#### To do
Pull every "JSON" line out of the data below.

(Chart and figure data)
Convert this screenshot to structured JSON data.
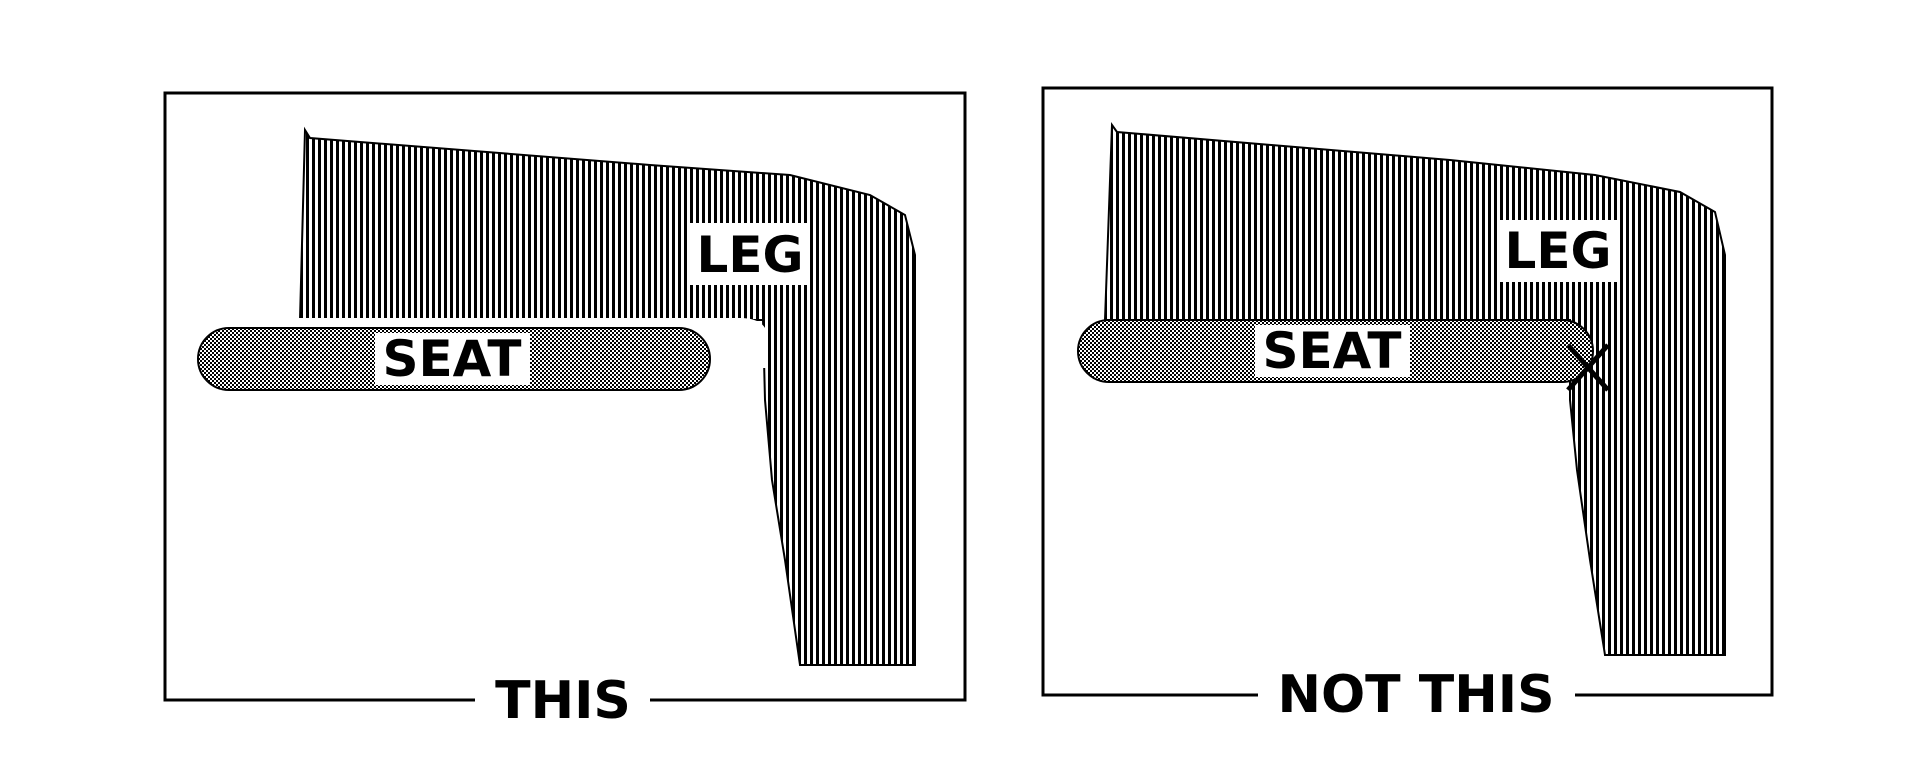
{
  "panels": [
    {
      "caption": "THIS",
      "leg_label": "LEG",
      "seat_label": "SEAT"
    },
    {
      "caption": "NOT THIS",
      "leg_label": "LEG",
      "seat_label": "SEAT"
    }
  ],
  "colors": {
    "ink": "#000000",
    "paper": "#ffffff",
    "seat_fill": "#cfcfcf"
  }
}
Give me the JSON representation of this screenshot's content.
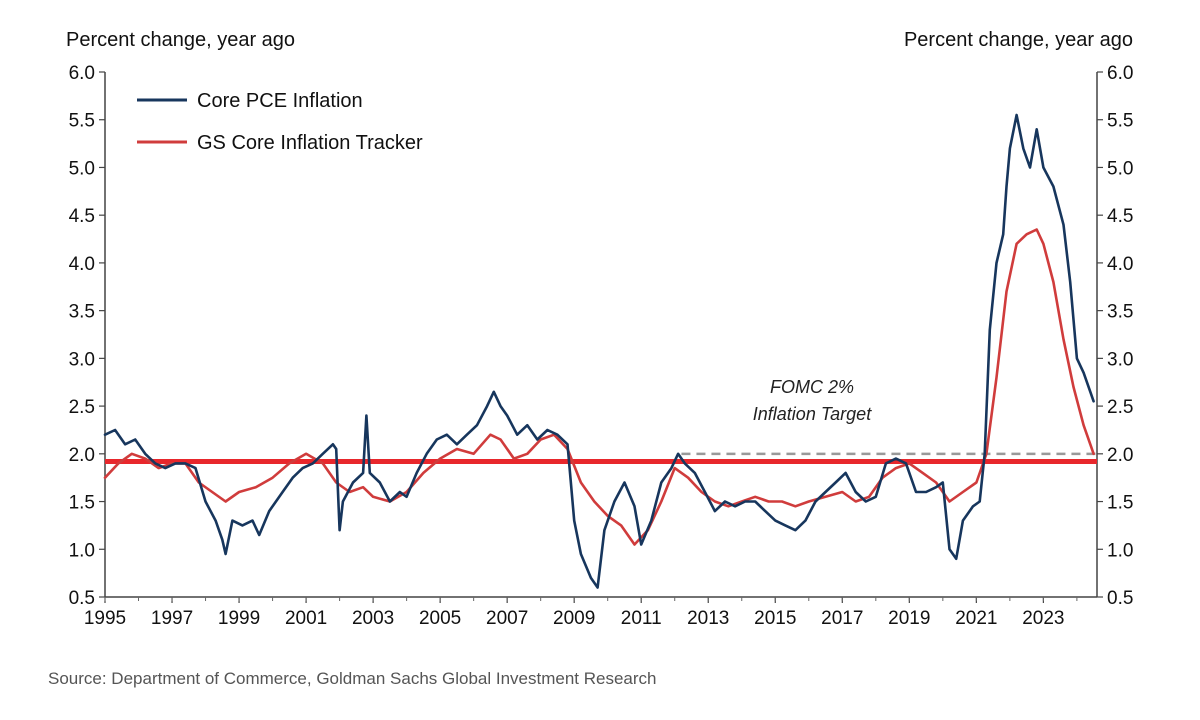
{
  "chart_data": {
    "type": "line",
    "left_axis_title": "Percent change, year ago",
    "right_axis_title": "Percent change, year ago",
    "ylim": [
      0.5,
      6.0
    ],
    "y_ticks": [
      "6.0",
      "5.5",
      "5.0",
      "4.5",
      "4.0",
      "3.5",
      "3.0",
      "2.5",
      "2.0",
      "1.5",
      "1.0",
      "0.5"
    ],
    "xlim": [
      1995,
      2024.6
    ],
    "x_ticks": [
      "1995",
      "1997",
      "1999",
      "2001",
      "2003",
      "2005",
      "2007",
      "2009",
      "2011",
      "2013",
      "2015",
      "2017",
      "2019",
      "2021",
      "2023"
    ],
    "legend_position": "top-left",
    "series": [
      {
        "name": "Core PCE Inflation",
        "color": "#17365d",
        "points": [
          [
            1995.0,
            2.2
          ],
          [
            1995.3,
            2.25
          ],
          [
            1995.6,
            2.1
          ],
          [
            1995.9,
            2.15
          ],
          [
            1996.2,
            2.0
          ],
          [
            1996.5,
            1.9
          ],
          [
            1996.8,
            1.85
          ],
          [
            1997.1,
            1.9
          ],
          [
            1997.4,
            1.9
          ],
          [
            1997.7,
            1.85
          ],
          [
            1998.0,
            1.5
          ],
          [
            1998.3,
            1.3
          ],
          [
            1998.5,
            1.1
          ],
          [
            1998.6,
            0.95
          ],
          [
            1998.8,
            1.3
          ],
          [
            1999.1,
            1.25
          ],
          [
            1999.4,
            1.3
          ],
          [
            1999.6,
            1.15
          ],
          [
            1999.9,
            1.4
          ],
          [
            2000.3,
            1.6
          ],
          [
            2000.6,
            1.75
          ],
          [
            2000.9,
            1.85
          ],
          [
            2001.2,
            1.9
          ],
          [
            2001.5,
            2.0
          ],
          [
            2001.8,
            2.1
          ],
          [
            2001.9,
            2.05
          ],
          [
            2002.0,
            1.2
          ],
          [
            2002.1,
            1.5
          ],
          [
            2002.4,
            1.7
          ],
          [
            2002.7,
            1.8
          ],
          [
            2002.8,
            2.4
          ],
          [
            2002.9,
            1.8
          ],
          [
            2003.2,
            1.7
          ],
          [
            2003.5,
            1.5
          ],
          [
            2003.8,
            1.6
          ],
          [
            2004.0,
            1.55
          ],
          [
            2004.3,
            1.8
          ],
          [
            2004.6,
            2.0
          ],
          [
            2004.9,
            2.15
          ],
          [
            2005.2,
            2.2
          ],
          [
            2005.5,
            2.1
          ],
          [
            2005.8,
            2.2
          ],
          [
            2006.1,
            2.3
          ],
          [
            2006.4,
            2.5
          ],
          [
            2006.6,
            2.65
          ],
          [
            2006.8,
            2.5
          ],
          [
            2007.0,
            2.4
          ],
          [
            2007.3,
            2.2
          ],
          [
            2007.6,
            2.3
          ],
          [
            2007.9,
            2.15
          ],
          [
            2008.2,
            2.25
          ],
          [
            2008.5,
            2.2
          ],
          [
            2008.8,
            2.1
          ],
          [
            2009.0,
            1.3
          ],
          [
            2009.2,
            0.95
          ],
          [
            2009.5,
            0.7
          ],
          [
            2009.7,
            0.6
          ],
          [
            2009.9,
            1.2
          ],
          [
            2010.2,
            1.5
          ],
          [
            2010.5,
            1.7
          ],
          [
            2010.8,
            1.45
          ],
          [
            2011.0,
            1.05
          ],
          [
            2011.3,
            1.3
          ],
          [
            2011.6,
            1.7
          ],
          [
            2011.9,
            1.85
          ],
          [
            2012.1,
            2.0
          ],
          [
            2012.3,
            1.9
          ],
          [
            2012.6,
            1.8
          ],
          [
            2012.9,
            1.6
          ],
          [
            2013.2,
            1.4
          ],
          [
            2013.5,
            1.5
          ],
          [
            2013.8,
            1.45
          ],
          [
            2014.1,
            1.5
          ],
          [
            2014.4,
            1.5
          ],
          [
            2014.7,
            1.4
          ],
          [
            2015.0,
            1.3
          ],
          [
            2015.3,
            1.25
          ],
          [
            2015.6,
            1.2
          ],
          [
            2015.9,
            1.3
          ],
          [
            2016.2,
            1.5
          ],
          [
            2016.5,
            1.6
          ],
          [
            2016.8,
            1.7
          ],
          [
            2017.1,
            1.8
          ],
          [
            2017.4,
            1.6
          ],
          [
            2017.7,
            1.5
          ],
          [
            2018.0,
            1.55
          ],
          [
            2018.3,
            1.9
          ],
          [
            2018.6,
            1.95
          ],
          [
            2018.9,
            1.9
          ],
          [
            2019.2,
            1.6
          ],
          [
            2019.5,
            1.6
          ],
          [
            2019.8,
            1.65
          ],
          [
            2020.0,
            1.7
          ],
          [
            2020.2,
            1.0
          ],
          [
            2020.4,
            0.9
          ],
          [
            2020.6,
            1.3
          ],
          [
            2020.9,
            1.45
          ],
          [
            2021.1,
            1.5
          ],
          [
            2021.25,
            2.0
          ],
          [
            2021.4,
            3.3
          ],
          [
            2021.6,
            4.0
          ],
          [
            2021.8,
            4.3
          ],
          [
            2021.9,
            4.8
          ],
          [
            2022.0,
            5.2
          ],
          [
            2022.2,
            5.55
          ],
          [
            2022.4,
            5.2
          ],
          [
            2022.6,
            5.0
          ],
          [
            2022.8,
            5.4
          ],
          [
            2023.0,
            5.0
          ],
          [
            2023.3,
            4.8
          ],
          [
            2023.6,
            4.4
          ],
          [
            2023.8,
            3.8
          ],
          [
            2024.0,
            3.0
          ],
          [
            2024.2,
            2.85
          ],
          [
            2024.4,
            2.65
          ],
          [
            2024.5,
            2.55
          ]
        ]
      },
      {
        "name": "GS Core Inflation Tracker",
        "color": "#d03c3c",
        "points": [
          [
            1995.0,
            1.75
          ],
          [
            1995.4,
            1.9
          ],
          [
            1995.8,
            2.0
          ],
          [
            1996.2,
            1.95
          ],
          [
            1996.6,
            1.85
          ],
          [
            1997.0,
            1.9
          ],
          [
            1997.4,
            1.9
          ],
          [
            1997.8,
            1.7
          ],
          [
            1998.2,
            1.6
          ],
          [
            1998.6,
            1.5
          ],
          [
            1999.0,
            1.6
          ],
          [
            1999.5,
            1.65
          ],
          [
            2000.0,
            1.75
          ],
          [
            2000.5,
            1.9
          ],
          [
            2001.0,
            2.0
          ],
          [
            2001.5,
            1.9
          ],
          [
            2001.9,
            1.7
          ],
          [
            2002.3,
            1.6
          ],
          [
            2002.7,
            1.65
          ],
          [
            2003.0,
            1.55
          ],
          [
            2003.5,
            1.5
          ],
          [
            2004.0,
            1.6
          ],
          [
            2004.5,
            1.8
          ],
          [
            2005.0,
            1.95
          ],
          [
            2005.5,
            2.05
          ],
          [
            2006.0,
            2.0
          ],
          [
            2006.5,
            2.2
          ],
          [
            2006.8,
            2.15
          ],
          [
            2007.2,
            1.95
          ],
          [
            2007.6,
            2.0
          ],
          [
            2008.0,
            2.15
          ],
          [
            2008.4,
            2.2
          ],
          [
            2008.8,
            2.05
          ],
          [
            2009.2,
            1.7
          ],
          [
            2009.6,
            1.5
          ],
          [
            2010.0,
            1.35
          ],
          [
            2010.4,
            1.25
          ],
          [
            2010.8,
            1.05
          ],
          [
            2011.2,
            1.2
          ],
          [
            2011.6,
            1.5
          ],
          [
            2012.0,
            1.85
          ],
          [
            2012.4,
            1.75
          ],
          [
            2012.8,
            1.6
          ],
          [
            2013.2,
            1.5
          ],
          [
            2013.6,
            1.45
          ],
          [
            2014.0,
            1.5
          ],
          [
            2014.4,
            1.55
          ],
          [
            2014.8,
            1.5
          ],
          [
            2015.2,
            1.5
          ],
          [
            2015.6,
            1.45
          ],
          [
            2016.0,
            1.5
          ],
          [
            2016.5,
            1.55
          ],
          [
            2017.0,
            1.6
          ],
          [
            2017.4,
            1.5
          ],
          [
            2017.8,
            1.55
          ],
          [
            2018.2,
            1.75
          ],
          [
            2018.6,
            1.85
          ],
          [
            2019.0,
            1.9
          ],
          [
            2019.4,
            1.8
          ],
          [
            2019.8,
            1.7
          ],
          [
            2020.2,
            1.5
          ],
          [
            2020.6,
            1.6
          ],
          [
            2021.0,
            1.7
          ],
          [
            2021.3,
            2.0
          ],
          [
            2021.6,
            2.8
          ],
          [
            2021.9,
            3.7
          ],
          [
            2022.2,
            4.2
          ],
          [
            2022.5,
            4.3
          ],
          [
            2022.8,
            4.35
          ],
          [
            2023.0,
            4.2
          ],
          [
            2023.3,
            3.8
          ],
          [
            2023.6,
            3.2
          ],
          [
            2023.9,
            2.7
          ],
          [
            2024.2,
            2.3
          ],
          [
            2024.4,
            2.1
          ],
          [
            2024.5,
            2.0
          ]
        ]
      }
    ],
    "reference_lines": [
      {
        "value": 1.92,
        "color": "#e8272c",
        "style": "solid",
        "label": ""
      },
      {
        "value": 2.0,
        "color": "#999999",
        "style": "dashed",
        "x_start": 2012.2,
        "x_end": 2024.6
      }
    ],
    "annotations": [
      {
        "text_line1": "FOMC 2%",
        "text_line2": "Inflation Target",
        "color": "#222222"
      }
    ],
    "source": "Source: Department of Commerce, Goldman Sachs Global Investment Research"
  }
}
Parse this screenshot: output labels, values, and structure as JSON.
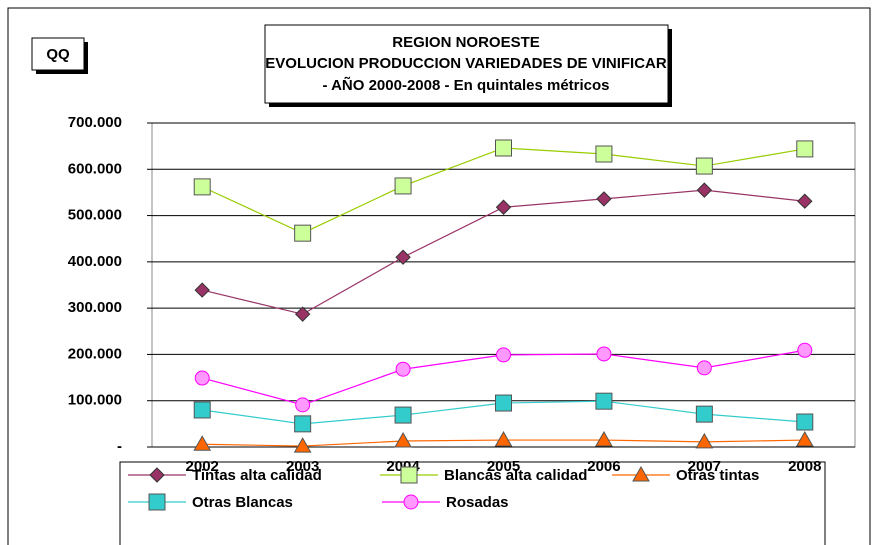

#### Exercise response
Convert this screenshot to structured JSON data.
Give me the JSON representation of this screenshot's content.
Parse this screenshot: output labels, values, and structure as JSON.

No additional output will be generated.